• Required work: Scan the records below. List lines holding "JSON".

• Data in this exercise:
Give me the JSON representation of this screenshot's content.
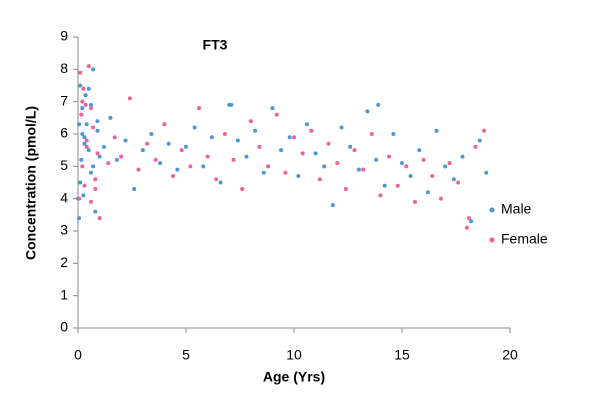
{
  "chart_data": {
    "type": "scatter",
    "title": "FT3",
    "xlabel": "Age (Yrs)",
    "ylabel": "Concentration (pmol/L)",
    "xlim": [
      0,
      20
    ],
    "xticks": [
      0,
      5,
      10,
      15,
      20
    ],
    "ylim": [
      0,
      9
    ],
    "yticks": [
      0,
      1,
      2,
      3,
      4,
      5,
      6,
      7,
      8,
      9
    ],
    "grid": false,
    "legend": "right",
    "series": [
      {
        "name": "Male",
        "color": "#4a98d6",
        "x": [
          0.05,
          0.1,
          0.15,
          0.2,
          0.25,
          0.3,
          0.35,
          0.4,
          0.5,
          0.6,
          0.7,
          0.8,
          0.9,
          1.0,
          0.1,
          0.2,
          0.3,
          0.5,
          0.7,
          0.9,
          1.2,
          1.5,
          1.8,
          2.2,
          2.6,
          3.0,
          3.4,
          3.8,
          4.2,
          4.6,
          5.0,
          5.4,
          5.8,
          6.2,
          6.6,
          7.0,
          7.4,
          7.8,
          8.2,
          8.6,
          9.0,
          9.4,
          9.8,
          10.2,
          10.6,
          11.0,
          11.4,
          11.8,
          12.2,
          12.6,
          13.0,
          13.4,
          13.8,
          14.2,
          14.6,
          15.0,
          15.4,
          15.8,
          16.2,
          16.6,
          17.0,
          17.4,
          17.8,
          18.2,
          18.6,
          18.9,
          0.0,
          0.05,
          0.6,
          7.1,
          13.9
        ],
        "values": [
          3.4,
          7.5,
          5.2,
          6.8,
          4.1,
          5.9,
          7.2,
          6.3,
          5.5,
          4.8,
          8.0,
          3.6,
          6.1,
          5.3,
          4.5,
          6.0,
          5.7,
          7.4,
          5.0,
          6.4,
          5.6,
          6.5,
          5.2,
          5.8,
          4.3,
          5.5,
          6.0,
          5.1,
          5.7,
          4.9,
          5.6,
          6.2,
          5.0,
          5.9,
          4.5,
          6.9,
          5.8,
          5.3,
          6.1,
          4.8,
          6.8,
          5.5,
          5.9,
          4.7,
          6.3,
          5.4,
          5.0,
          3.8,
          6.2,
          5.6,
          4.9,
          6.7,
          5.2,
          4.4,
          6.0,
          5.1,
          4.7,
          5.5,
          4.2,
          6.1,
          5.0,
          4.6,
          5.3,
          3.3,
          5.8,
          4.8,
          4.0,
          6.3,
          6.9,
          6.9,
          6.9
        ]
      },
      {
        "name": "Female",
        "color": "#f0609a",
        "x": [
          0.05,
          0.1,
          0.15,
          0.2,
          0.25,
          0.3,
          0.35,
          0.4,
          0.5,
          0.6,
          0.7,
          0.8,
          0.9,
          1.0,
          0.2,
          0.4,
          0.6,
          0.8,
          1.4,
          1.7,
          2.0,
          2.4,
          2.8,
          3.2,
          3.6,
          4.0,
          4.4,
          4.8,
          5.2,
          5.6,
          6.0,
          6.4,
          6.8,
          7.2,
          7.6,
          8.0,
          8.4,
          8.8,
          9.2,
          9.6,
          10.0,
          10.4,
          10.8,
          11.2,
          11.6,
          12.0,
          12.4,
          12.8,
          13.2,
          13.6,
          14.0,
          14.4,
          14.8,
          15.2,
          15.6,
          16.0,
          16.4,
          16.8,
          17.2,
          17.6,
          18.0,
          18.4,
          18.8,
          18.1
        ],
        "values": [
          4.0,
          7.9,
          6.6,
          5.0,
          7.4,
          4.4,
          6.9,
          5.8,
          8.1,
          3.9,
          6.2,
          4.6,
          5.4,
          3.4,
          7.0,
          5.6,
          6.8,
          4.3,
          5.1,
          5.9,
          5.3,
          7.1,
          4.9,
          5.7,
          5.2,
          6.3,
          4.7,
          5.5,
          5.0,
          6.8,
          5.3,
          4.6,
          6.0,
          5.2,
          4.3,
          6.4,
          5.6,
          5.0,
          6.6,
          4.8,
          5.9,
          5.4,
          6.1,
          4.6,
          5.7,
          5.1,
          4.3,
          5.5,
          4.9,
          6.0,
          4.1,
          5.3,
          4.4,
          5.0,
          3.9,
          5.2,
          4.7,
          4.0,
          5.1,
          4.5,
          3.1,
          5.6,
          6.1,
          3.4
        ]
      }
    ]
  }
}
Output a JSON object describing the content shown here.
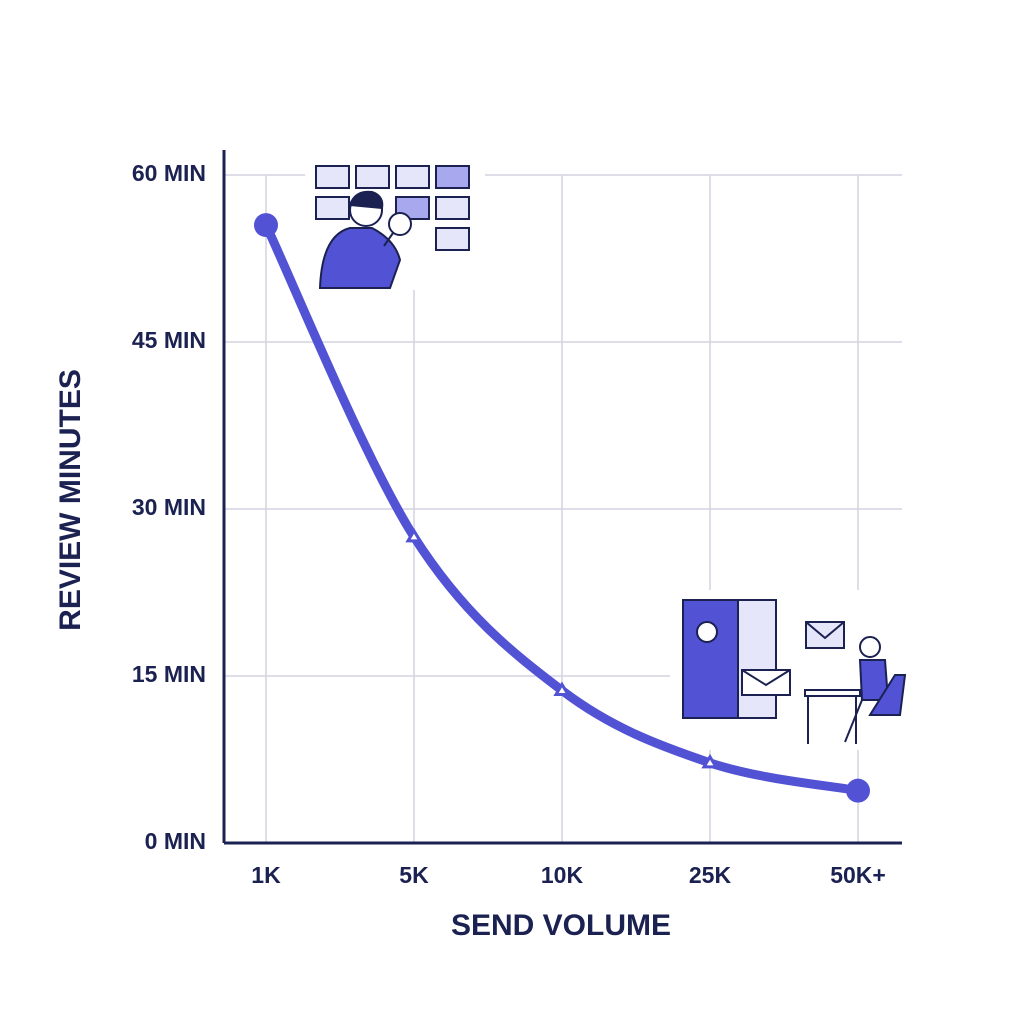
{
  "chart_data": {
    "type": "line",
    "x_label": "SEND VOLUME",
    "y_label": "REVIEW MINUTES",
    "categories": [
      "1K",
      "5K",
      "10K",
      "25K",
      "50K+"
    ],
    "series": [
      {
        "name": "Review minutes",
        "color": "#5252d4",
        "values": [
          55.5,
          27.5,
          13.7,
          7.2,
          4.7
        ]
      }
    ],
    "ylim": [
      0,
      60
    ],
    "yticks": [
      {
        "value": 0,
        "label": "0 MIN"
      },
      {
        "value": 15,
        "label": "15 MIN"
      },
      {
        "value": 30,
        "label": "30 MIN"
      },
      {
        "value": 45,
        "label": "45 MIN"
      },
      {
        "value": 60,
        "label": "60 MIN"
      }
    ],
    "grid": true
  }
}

• Output for this task:
Give me the JSON representation of this screenshot's content.
Output a JSON object describing the content shown here.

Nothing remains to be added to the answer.